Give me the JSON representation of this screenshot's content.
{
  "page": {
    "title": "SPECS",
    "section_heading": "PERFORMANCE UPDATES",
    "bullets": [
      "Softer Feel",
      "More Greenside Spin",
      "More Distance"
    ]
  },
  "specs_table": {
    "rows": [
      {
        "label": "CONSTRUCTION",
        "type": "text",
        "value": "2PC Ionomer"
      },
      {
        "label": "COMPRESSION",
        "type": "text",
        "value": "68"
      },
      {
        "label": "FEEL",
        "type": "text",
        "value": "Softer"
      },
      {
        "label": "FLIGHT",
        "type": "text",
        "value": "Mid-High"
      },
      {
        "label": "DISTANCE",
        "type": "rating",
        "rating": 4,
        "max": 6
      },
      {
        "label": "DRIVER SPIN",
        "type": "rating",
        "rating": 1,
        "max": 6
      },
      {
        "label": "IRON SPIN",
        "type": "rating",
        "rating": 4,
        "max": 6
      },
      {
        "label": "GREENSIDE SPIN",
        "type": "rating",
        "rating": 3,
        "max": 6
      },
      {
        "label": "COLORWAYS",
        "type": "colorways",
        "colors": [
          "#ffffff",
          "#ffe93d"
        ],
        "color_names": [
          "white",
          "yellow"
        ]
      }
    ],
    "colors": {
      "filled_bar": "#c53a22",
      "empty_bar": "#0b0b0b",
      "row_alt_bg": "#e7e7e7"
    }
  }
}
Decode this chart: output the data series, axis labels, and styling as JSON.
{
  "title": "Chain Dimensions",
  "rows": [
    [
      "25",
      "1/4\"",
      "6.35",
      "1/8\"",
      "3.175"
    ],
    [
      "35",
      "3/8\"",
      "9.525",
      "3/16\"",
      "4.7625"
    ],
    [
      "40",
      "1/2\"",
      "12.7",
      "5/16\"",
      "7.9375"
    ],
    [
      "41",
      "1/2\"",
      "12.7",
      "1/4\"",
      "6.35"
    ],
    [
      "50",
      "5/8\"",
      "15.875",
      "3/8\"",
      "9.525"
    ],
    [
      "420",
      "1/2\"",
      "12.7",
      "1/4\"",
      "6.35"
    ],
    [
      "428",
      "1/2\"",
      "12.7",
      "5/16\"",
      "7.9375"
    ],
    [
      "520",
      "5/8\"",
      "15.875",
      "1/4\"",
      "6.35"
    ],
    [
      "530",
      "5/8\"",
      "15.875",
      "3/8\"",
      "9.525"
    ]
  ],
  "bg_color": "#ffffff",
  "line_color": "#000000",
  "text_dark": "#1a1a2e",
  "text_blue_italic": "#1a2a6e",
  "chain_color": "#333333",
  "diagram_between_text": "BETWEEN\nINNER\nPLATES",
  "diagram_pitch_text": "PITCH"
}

# Exercise brief
Copy every single line of the material above that holds "JSON".

# Final result
Give me the JSON representation of this screenshot's content.
Decode this chart: output the data series, axis labels, and styling as JSON.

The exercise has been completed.